### Exercise instructions
Quote the lines of the records word for word, starting with the line that contains "- sigma-note: Enter 1 sigma values: [527, 459, 649, 474]" and going on through the line that contains "- phi-threshold-label: Threshold".

### Provided entries
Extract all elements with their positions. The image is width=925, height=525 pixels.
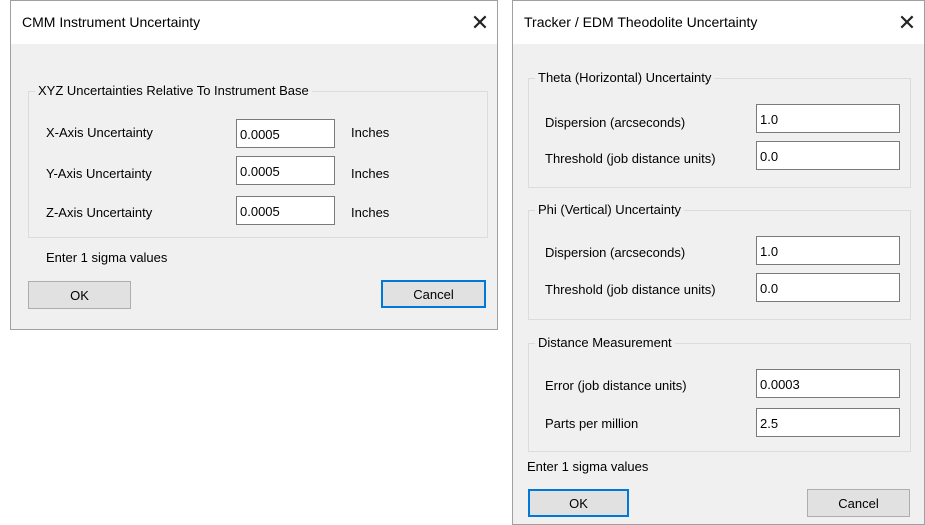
- sigma-note: Enter 1 sigma values: [527, 459, 649, 474]
- dialog-title: Tracker / EDM Theodolite Uncertainty: [524, 14, 758, 30]
- y-axis-unit: Inches: [351, 166, 390, 181]
- x-axis-uncertainty-input[interactable]: [236, 119, 335, 148]
- group-label: Distance Measurement: [535, 335, 675, 350]
- z-axis-uncertainty-input[interactable]: [236, 196, 335, 225]
- phi-threshold-label: Threshold (job distance units): [545, 282, 716, 297]
- distance-error-label: Error (job distance units): [545, 378, 687, 393]
- close-icon[interactable]: ✕: [465, 8, 495, 38]
- title-bar[interactable]: Tracker / EDM Theodolite Uncertainty ✕: [513, 1, 924, 44]
- group-label: XYZ Uncertainties Relative To Instrument…: [35, 83, 312, 98]
- theta-dispersion-input[interactable]: [756, 104, 900, 133]
- close-icon[interactable]: ✕: [892, 8, 922, 38]
- title-bar[interactable]: CMM Instrument Uncertainty ✕: [11, 1, 497, 44]
- phi-uncertainty-group: Phi (Vertical) Uncertainty: [528, 202, 911, 320]
- phi-dispersion-input[interactable]: [756, 236, 900, 265]
- group-label: Phi (Vertical) Uncertainty: [535, 202, 685, 217]
- ok-button[interactable]: OK: [528, 489, 629, 517]
- x-axis-label: X-Axis Uncertainty: [46, 125, 153, 140]
- phi-threshold-input[interactable]: [756, 273, 900, 302]
- cancel-button[interactable]: Cancel: [807, 489, 910, 517]
- theta-dispersion-label: Dispersion (arcseconds): [545, 115, 686, 130]
- sigma-note: Enter 1 sigma values: [46, 250, 168, 265]
- y-axis-label: Y-Axis Uncertainty: [46, 166, 152, 181]
- distance-error-input[interactable]: [756, 369, 900, 398]
- tracker-uncertainty-dialog: Tracker / EDM Theodolite Uncertainty ✕ T…: [512, 0, 925, 525]
- cancel-button[interactable]: Cancel: [381, 280, 486, 308]
- x-axis-unit: Inches: [351, 125, 390, 140]
- group-label: Theta (Horizontal) Uncertainty: [535, 70, 715, 85]
- phi-dispersion-label: Dispersion (arcseconds): [545, 245, 686, 260]
- cmm-uncertainty-dialog: CMM Instrument Uncertainty ✕ XYZ Uncerta…: [10, 0, 498, 330]
- z-axis-unit: Inches: [351, 205, 390, 220]
- dialog-title: CMM Instrument Uncertainty: [22, 14, 201, 30]
- theta-threshold-label: Threshold (job distance units): [545, 151, 716, 166]
- y-axis-uncertainty-input[interactable]: [236, 156, 335, 185]
- theta-threshold-input[interactable]: [756, 141, 900, 170]
- z-axis-label: Z-Axis Uncertainty: [46, 205, 153, 220]
- ok-button[interactable]: OK: [28, 281, 131, 309]
- ppm-input[interactable]: [756, 408, 900, 437]
- theta-uncertainty-group: Theta (Horizontal) Uncertainty: [528, 70, 911, 188]
- ppm-label: Parts per million: [545, 416, 639, 431]
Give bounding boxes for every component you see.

### The response
- sigma-note: Enter 1 sigma values: [527, 459, 649, 474]
- dialog-title: Tracker / EDM Theodolite Uncertainty: [524, 14, 758, 30]
- y-axis-unit: Inches: [351, 166, 390, 181]
- x-axis-uncertainty-input[interactable]: [236, 119, 335, 148]
- group-label: Distance Measurement: [535, 335, 675, 350]
- z-axis-uncertainty-input[interactable]: [236, 196, 335, 225]
- phi-threshold-label: Threshold (job distance units): [545, 282, 716, 297]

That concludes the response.